- Stated exercise -
Output the data word for word, dropping every image.

- Records for this exercise -
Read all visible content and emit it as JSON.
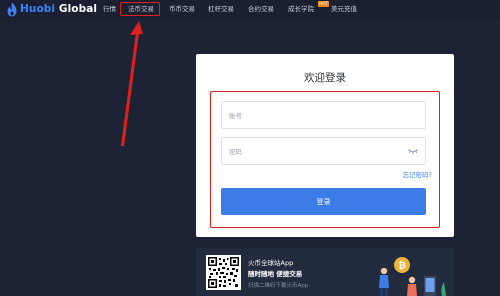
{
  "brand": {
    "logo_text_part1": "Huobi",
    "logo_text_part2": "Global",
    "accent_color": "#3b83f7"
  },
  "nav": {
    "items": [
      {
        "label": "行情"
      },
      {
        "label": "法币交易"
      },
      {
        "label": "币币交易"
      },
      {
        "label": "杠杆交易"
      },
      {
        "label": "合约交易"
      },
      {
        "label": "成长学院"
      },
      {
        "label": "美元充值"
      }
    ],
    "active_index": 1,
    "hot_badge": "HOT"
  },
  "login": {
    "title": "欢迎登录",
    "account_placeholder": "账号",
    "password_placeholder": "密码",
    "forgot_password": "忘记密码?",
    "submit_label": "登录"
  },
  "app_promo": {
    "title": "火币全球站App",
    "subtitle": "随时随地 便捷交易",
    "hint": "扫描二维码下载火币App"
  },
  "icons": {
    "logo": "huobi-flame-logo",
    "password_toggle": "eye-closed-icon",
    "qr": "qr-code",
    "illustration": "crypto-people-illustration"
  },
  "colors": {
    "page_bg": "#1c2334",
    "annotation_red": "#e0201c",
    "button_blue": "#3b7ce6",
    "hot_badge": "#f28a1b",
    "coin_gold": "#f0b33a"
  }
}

- Expected answer -
Read all visible content and emit it as JSON.
{
  "brand": {
    "logo_text_part1": "Huobi",
    "logo_text_part2": "Global",
    "accent_color": "#3b83f7"
  },
  "nav": {
    "items": [
      {
        "label": "行情"
      },
      {
        "label": "法币交易"
      },
      {
        "label": "币币交易"
      },
      {
        "label": "杠杆交易"
      },
      {
        "label": "合约交易"
      },
      {
        "label": "成长学院"
      },
      {
        "label": "美元充值"
      }
    ],
    "active_index": 1,
    "hot_badge": "HOT"
  },
  "login": {
    "title": "欢迎登录",
    "account_placeholder": "账号",
    "password_placeholder": "密码",
    "forgot_password": "忘记密码?",
    "submit_label": "登录"
  },
  "app_promo": {
    "title": "火币全球站App",
    "subtitle": "随时随地 便捷交易",
    "hint": "扫描二维码下载火币App"
  },
  "icons": {
    "logo": "huobi-flame-logo",
    "password_toggle": "eye-closed-icon",
    "qr": "qr-code",
    "illustration": "crypto-people-illustration"
  },
  "colors": {
    "page_bg": "#1c2334",
    "annotation_red": "#e0201c",
    "button_blue": "#3b7ce6",
    "hot_badge": "#f28a1b",
    "coin_gold": "#f0b33a"
  }
}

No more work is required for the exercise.